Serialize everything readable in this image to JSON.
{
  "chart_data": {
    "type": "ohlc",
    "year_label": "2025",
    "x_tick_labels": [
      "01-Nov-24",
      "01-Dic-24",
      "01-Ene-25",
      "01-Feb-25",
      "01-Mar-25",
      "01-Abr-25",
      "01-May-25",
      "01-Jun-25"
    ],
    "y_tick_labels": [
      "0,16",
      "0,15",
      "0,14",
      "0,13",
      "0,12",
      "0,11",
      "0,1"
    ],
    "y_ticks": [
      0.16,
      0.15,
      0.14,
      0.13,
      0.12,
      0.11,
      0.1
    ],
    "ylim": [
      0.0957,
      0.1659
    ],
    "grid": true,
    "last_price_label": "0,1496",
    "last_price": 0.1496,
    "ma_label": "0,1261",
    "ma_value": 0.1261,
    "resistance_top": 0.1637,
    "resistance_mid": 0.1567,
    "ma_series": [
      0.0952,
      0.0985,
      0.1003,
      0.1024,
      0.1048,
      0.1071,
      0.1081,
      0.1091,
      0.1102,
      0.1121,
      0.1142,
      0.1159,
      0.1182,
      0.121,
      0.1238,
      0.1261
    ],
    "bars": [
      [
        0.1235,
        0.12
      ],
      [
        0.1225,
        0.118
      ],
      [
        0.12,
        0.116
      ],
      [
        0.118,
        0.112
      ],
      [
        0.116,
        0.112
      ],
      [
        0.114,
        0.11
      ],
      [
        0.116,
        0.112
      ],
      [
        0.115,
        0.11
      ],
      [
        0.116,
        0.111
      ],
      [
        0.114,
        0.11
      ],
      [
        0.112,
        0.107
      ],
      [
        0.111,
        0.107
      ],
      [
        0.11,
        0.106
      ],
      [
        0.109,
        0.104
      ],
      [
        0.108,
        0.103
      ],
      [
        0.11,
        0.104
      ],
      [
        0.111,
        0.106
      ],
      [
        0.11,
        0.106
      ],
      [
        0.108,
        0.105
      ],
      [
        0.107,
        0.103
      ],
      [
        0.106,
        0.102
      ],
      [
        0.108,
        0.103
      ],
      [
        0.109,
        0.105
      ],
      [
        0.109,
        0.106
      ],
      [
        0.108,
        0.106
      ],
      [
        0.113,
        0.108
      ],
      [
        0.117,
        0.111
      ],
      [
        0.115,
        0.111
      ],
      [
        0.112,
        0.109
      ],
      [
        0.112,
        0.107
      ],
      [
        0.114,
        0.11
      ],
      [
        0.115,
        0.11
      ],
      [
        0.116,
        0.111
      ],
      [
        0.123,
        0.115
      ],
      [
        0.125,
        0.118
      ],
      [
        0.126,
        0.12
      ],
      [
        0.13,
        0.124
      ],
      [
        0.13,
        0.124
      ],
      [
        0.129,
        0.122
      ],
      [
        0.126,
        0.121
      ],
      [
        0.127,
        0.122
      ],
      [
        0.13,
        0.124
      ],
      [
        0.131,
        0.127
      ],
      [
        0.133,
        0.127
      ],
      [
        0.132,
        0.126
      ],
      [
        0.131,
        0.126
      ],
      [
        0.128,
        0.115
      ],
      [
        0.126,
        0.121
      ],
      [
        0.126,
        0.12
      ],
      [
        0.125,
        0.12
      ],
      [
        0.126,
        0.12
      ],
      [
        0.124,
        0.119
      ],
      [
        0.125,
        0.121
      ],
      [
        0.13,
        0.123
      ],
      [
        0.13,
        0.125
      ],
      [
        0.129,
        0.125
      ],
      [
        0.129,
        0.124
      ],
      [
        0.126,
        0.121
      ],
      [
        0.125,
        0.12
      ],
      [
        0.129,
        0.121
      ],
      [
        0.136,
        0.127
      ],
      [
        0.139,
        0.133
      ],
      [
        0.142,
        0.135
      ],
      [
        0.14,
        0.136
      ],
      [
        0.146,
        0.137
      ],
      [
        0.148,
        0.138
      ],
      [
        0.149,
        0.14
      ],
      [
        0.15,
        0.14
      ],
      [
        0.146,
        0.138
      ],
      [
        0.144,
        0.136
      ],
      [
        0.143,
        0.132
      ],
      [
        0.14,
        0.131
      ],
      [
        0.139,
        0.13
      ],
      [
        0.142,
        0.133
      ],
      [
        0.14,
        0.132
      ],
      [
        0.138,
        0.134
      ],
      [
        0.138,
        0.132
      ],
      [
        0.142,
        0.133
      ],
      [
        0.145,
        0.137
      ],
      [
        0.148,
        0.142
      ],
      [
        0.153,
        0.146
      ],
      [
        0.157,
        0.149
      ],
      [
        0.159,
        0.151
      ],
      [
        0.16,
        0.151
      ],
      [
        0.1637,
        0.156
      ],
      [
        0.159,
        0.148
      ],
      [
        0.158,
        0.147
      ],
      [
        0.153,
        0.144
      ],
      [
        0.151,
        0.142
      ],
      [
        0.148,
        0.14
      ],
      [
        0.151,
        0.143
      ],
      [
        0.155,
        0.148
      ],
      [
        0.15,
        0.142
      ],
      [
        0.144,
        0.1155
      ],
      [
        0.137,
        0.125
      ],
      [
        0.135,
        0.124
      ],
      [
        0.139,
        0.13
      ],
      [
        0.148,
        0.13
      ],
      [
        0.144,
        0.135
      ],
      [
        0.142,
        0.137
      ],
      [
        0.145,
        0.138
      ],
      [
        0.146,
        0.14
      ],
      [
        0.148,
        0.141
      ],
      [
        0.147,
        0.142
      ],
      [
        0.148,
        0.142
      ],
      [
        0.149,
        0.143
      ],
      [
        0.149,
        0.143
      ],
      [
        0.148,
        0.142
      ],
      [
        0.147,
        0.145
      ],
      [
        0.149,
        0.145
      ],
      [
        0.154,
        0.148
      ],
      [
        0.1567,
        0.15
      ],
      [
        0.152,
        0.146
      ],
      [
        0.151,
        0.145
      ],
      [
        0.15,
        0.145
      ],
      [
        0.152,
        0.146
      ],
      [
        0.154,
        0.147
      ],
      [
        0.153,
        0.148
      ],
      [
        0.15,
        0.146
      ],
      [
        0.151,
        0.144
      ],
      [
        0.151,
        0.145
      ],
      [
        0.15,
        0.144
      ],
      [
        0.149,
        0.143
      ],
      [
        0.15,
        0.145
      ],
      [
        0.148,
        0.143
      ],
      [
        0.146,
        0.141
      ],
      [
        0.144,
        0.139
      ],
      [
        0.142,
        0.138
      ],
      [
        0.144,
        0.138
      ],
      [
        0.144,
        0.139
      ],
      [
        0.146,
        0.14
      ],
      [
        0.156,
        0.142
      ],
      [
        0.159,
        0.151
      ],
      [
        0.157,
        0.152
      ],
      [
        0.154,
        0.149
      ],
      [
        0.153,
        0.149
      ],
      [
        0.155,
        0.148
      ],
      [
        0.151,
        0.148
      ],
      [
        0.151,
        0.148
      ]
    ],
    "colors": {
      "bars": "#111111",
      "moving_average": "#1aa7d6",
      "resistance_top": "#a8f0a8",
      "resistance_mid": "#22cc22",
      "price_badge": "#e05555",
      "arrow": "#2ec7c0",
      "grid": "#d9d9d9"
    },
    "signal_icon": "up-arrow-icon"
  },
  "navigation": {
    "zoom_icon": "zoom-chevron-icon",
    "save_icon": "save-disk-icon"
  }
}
———
Write out all the data again, exactly as it appears.

Solution to the exercise
Serialize everything readable in this image to JSON.
{
  "chart_data": {
    "type": "ohlc",
    "year_label": "2025",
    "x_tick_labels": [
      "01-Nov-24",
      "01-Dic-24",
      "01-Ene-25",
      "01-Feb-25",
      "01-Mar-25",
      "01-Abr-25",
      "01-May-25",
      "01-Jun-25"
    ],
    "y_tick_labels": [
      "0,16",
      "0,15",
      "0,14",
      "0,13",
      "0,12",
      "0,11",
      "0,1"
    ],
    "y_ticks": [
      0.16,
      0.15,
      0.14,
      0.13,
      0.12,
      0.11,
      0.1
    ],
    "ylim": [
      0.0957,
      0.1659
    ],
    "grid": true,
    "last_price_label": "0,1496",
    "last_price": 0.1496,
    "ma_label": "0,1261",
    "ma_value": 0.1261,
    "resistance_top": 0.1637,
    "resistance_mid": 0.1567,
    "ma_series": [
      0.0952,
      0.0985,
      0.1003,
      0.1024,
      0.1048,
      0.1071,
      0.1081,
      0.1091,
      0.1102,
      0.1121,
      0.1142,
      0.1159,
      0.1182,
      0.121,
      0.1238,
      0.1261
    ],
    "bars": [
      [
        0.1235,
        0.12
      ],
      [
        0.1225,
        0.118
      ],
      [
        0.12,
        0.116
      ],
      [
        0.118,
        0.112
      ],
      [
        0.116,
        0.112
      ],
      [
        0.114,
        0.11
      ],
      [
        0.116,
        0.112
      ],
      [
        0.115,
        0.11
      ],
      [
        0.116,
        0.111
      ],
      [
        0.114,
        0.11
      ],
      [
        0.112,
        0.107
      ],
      [
        0.111,
        0.107
      ],
      [
        0.11,
        0.106
      ],
      [
        0.109,
        0.104
      ],
      [
        0.108,
        0.103
      ],
      [
        0.11,
        0.104
      ],
      [
        0.111,
        0.106
      ],
      [
        0.11,
        0.106
      ],
      [
        0.108,
        0.105
      ],
      [
        0.107,
        0.103
      ],
      [
        0.106,
        0.102
      ],
      [
        0.108,
        0.103
      ],
      [
        0.109,
        0.105
      ],
      [
        0.109,
        0.106
      ],
      [
        0.108,
        0.106
      ],
      [
        0.113,
        0.108
      ],
      [
        0.117,
        0.111
      ],
      [
        0.115,
        0.111
      ],
      [
        0.112,
        0.109
      ],
      [
        0.112,
        0.107
      ],
      [
        0.114,
        0.11
      ],
      [
        0.115,
        0.11
      ],
      [
        0.116,
        0.111
      ],
      [
        0.123,
        0.115
      ],
      [
        0.125,
        0.118
      ],
      [
        0.126,
        0.12
      ],
      [
        0.13,
        0.124
      ],
      [
        0.13,
        0.124
      ],
      [
        0.129,
        0.122
      ],
      [
        0.126,
        0.121
      ],
      [
        0.127,
        0.122
      ],
      [
        0.13,
        0.124
      ],
      [
        0.131,
        0.127
      ],
      [
        0.133,
        0.127
      ],
      [
        0.132,
        0.126
      ],
      [
        0.131,
        0.126
      ],
      [
        0.128,
        0.115
      ],
      [
        0.126,
        0.121
      ],
      [
        0.126,
        0.12
      ],
      [
        0.125,
        0.12
      ],
      [
        0.126,
        0.12
      ],
      [
        0.124,
        0.119
      ],
      [
        0.125,
        0.121
      ],
      [
        0.13,
        0.123
      ],
      [
        0.13,
        0.125
      ],
      [
        0.129,
        0.125
      ],
      [
        0.129,
        0.124
      ],
      [
        0.126,
        0.121
      ],
      [
        0.125,
        0.12
      ],
      [
        0.129,
        0.121
      ],
      [
        0.136,
        0.127
      ],
      [
        0.139,
        0.133
      ],
      [
        0.142,
        0.135
      ],
      [
        0.14,
        0.136
      ],
      [
        0.146,
        0.137
      ],
      [
        0.148,
        0.138
      ],
      [
        0.149,
        0.14
      ],
      [
        0.15,
        0.14
      ],
      [
        0.146,
        0.138
      ],
      [
        0.144,
        0.136
      ],
      [
        0.143,
        0.132
      ],
      [
        0.14,
        0.131
      ],
      [
        0.139,
        0.13
      ],
      [
        0.142,
        0.133
      ],
      [
        0.14,
        0.132
      ],
      [
        0.138,
        0.134
      ],
      [
        0.138,
        0.132
      ],
      [
        0.142,
        0.133
      ],
      [
        0.145,
        0.137
      ],
      [
        0.148,
        0.142
      ],
      [
        0.153,
        0.146
      ],
      [
        0.157,
        0.149
      ],
      [
        0.159,
        0.151
      ],
      [
        0.16,
        0.151
      ],
      [
        0.1637,
        0.156
      ],
      [
        0.159,
        0.148
      ],
      [
        0.158,
        0.147
      ],
      [
        0.153,
        0.144
      ],
      [
        0.151,
        0.142
      ],
      [
        0.148,
        0.14
      ],
      [
        0.151,
        0.143
      ],
      [
        0.155,
        0.148
      ],
      [
        0.15,
        0.142
      ],
      [
        0.144,
        0.1155
      ],
      [
        0.137,
        0.125
      ],
      [
        0.135,
        0.124
      ],
      [
        0.139,
        0.13
      ],
      [
        0.148,
        0.13
      ],
      [
        0.144,
        0.135
      ],
      [
        0.142,
        0.137
      ],
      [
        0.145,
        0.138
      ],
      [
        0.146,
        0.14
      ],
      [
        0.148,
        0.141
      ],
      [
        0.147,
        0.142
      ],
      [
        0.148,
        0.142
      ],
      [
        0.149,
        0.143
      ],
      [
        0.149,
        0.143
      ],
      [
        0.148,
        0.142
      ],
      [
        0.147,
        0.145
      ],
      [
        0.149,
        0.145
      ],
      [
        0.154,
        0.148
      ],
      [
        0.1567,
        0.15
      ],
      [
        0.152,
        0.146
      ],
      [
        0.151,
        0.145
      ],
      [
        0.15,
        0.145
      ],
      [
        0.152,
        0.146
      ],
      [
        0.154,
        0.147
      ],
      [
        0.153,
        0.148
      ],
      [
        0.15,
        0.146
      ],
      [
        0.151,
        0.144
      ],
      [
        0.151,
        0.145
      ],
      [
        0.15,
        0.144
      ],
      [
        0.149,
        0.143
      ],
      [
        0.15,
        0.145
      ],
      [
        0.148,
        0.143
      ],
      [
        0.146,
        0.141
      ],
      [
        0.144,
        0.139
      ],
      [
        0.142,
        0.138
      ],
      [
        0.144,
        0.138
      ],
      [
        0.144,
        0.139
      ],
      [
        0.146,
        0.14
      ],
      [
        0.156,
        0.142
      ],
      [
        0.159,
        0.151
      ],
      [
        0.157,
        0.152
      ],
      [
        0.154,
        0.149
      ],
      [
        0.153,
        0.149
      ],
      [
        0.155,
        0.148
      ],
      [
        0.151,
        0.148
      ],
      [
        0.151,
        0.148
      ]
    ],
    "colors": {
      "bars": "#111111",
      "moving_average": "#1aa7d6",
      "resistance_top": "#a8f0a8",
      "resistance_mid": "#22cc22",
      "price_badge": "#e05555",
      "arrow": "#2ec7c0",
      "grid": "#d9d9d9"
    },
    "signal_icon": "up-arrow-icon"
  },
  "navigation": {
    "zoom_icon": "zoom-chevron-icon",
    "save_icon": "save-disk-icon"
  }
}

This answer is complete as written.